__SELECTED EXTRACT__.
I am just as skeptical as the next person if the contents inside of this new bottle justify its existence. Maker’s Mark Cask Strength was already such a great product and seemed tame enough that it could be enjoyed by even new bourbon drinkers.
So do we really need this? There’s only one way to find out. I sampled this neat in a glencairn.
Nose: The nose comes off as light and fruity initially. Scents of raisins and cherries along with caramel and butterscotch pudding eventually become overwhelmed by a sharper cinnamon spice. There are also notes of butter pie crust too.
Palate: Cinnamon spice and a bit of oak may be the #1 culprit behind the drying effect and thin-ish mouthfeel I first come across. There are still a lot of fruits like cherry compote, raspberries, dates and plums but they’re not as influential as I’m making them sound.
The sweetness I was expecting is somewhat lacking because the caramel notes taste more burnt and the chocolate note tastes slightly more bitter, like a baker’s chocolate.
Finish: Over-done cinnamon rolls couple with oak on the finish and start to block the tiny bit of fruit juice flavors that are present. The finish is moderate and I like it enough, but it’s surrendered something here that I just can’t put my finger on.
If I were to sum up my experience with Maker’s Mark 101 in just one sentence, it would be that it’s a simple, easy-to-drink bourbon that’s dry and fruity and does what it’s designed to do.
But of course I have more to say that just that. I just don’t see the huge need for this label extension. Fans of Maker’s Mark and those that know the ins-and-outs of the brand know what they’re capable of. Maker’s has the capability to be so much more magical if their bean counters weren’t so hell-bent on making their bourbon so boring.
They know how good it can be with extra age and without all of the damn barrel rotations that they do to achieve a consistent flavor profile. And yet they still deny us. They play it safe by giving us a new product that is so vanilla and predictable that it’s basically the Toyota Camry of the bourbon world. But even Toyota saw that the Camry was perceived as the most boring car in the world and purposefully addressed that stigma with their most recent redesign. Can Maker’s do that too?

__RECORD EXTRACTS__.
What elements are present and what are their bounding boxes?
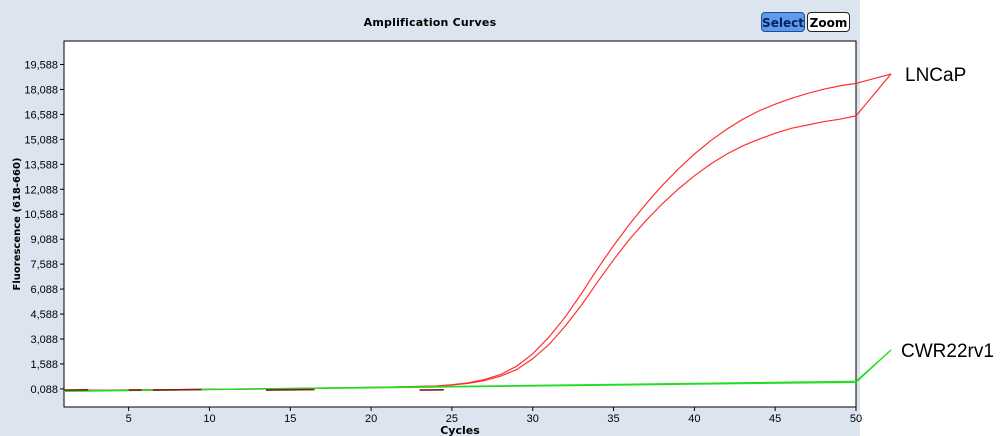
---
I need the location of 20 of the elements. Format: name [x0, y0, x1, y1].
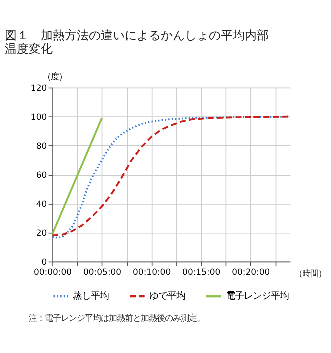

__TASKS TO PERFORM__.
1. In the bourbon review, translate the sentence "There’s only one way to find out." into Spanish.
2. According to the bourbon review, what kind of glass was the bourbon sampled in?
3. Continue the Maker's Mark 101 review from the point where it stops.

__THE RESPONSES__.
1. Solo hay una manera de averiguarlo.

2. It was sampled neat in a glencairn.

3.
Either Maker’s is playing the waiting game by letting a bunch of their barrels finally age for more than 6-7 years (maybe for a new limited edition?!) or they’re just out of touch with what bourbon enthusiasts want.
I sincerely hope it’s the former. Bourbon enthusiasts already tend to ignore Maker’s Mark Cask Strength and Private Selects because they’re so uniformly predictable across the board.
The crazy part is that the Maker’s overlords at Beam-Suntory have seen the hype that can be had when they allow Knob Creek barrels age for 15 years and release those at close to barrel strength. The market went crazy and those barrels are now long gone because we all knew what an unbelievably good deal they were.
So is Maker’s 101 worth it? Probably not. For about $15 more, just buy the Cask Strength product if you want to taste Maker’s at its best.
There’s nothing wrong with the 101 but it just seems so pointless to continue to release such boring products year after year when they could dedicate something like 1 warehouse of barrels to giving enthusiasts the highly aged, cask strength products we crave.
If ever there was a time to announce that a 10 year age stated product was on its way, that time would be now.
1 | Disgusting | Drain pour (Example: Jeffers Creek)
2 | Poor | Forced myself to drink it
3 | Bad | Flawed (AD Laws 4 Grain BiB, Clyde Mays anything)
4 | Sub-par | Many things I’d rather have (Tincup 10 year)
5 | Good | Good, solid, ordinary (Larceny, Sazerac Rye)
6 | Very Good | Better than average (Buffalo Trace, OGD BiB)
7 | Great | Well above average (Old Ezra Barrel Proof, Old Weller Antique)
8 | Excellent | Exceptional (Michter’s Barrel Proof Rye, Four Roses Barrel Strength)
9 | Incredible | Extraordinary (GTS, 13 Year MGP or Canadian Rye)
10 | Insurpassable | Nothing Else Comes Close (William Larue Weller)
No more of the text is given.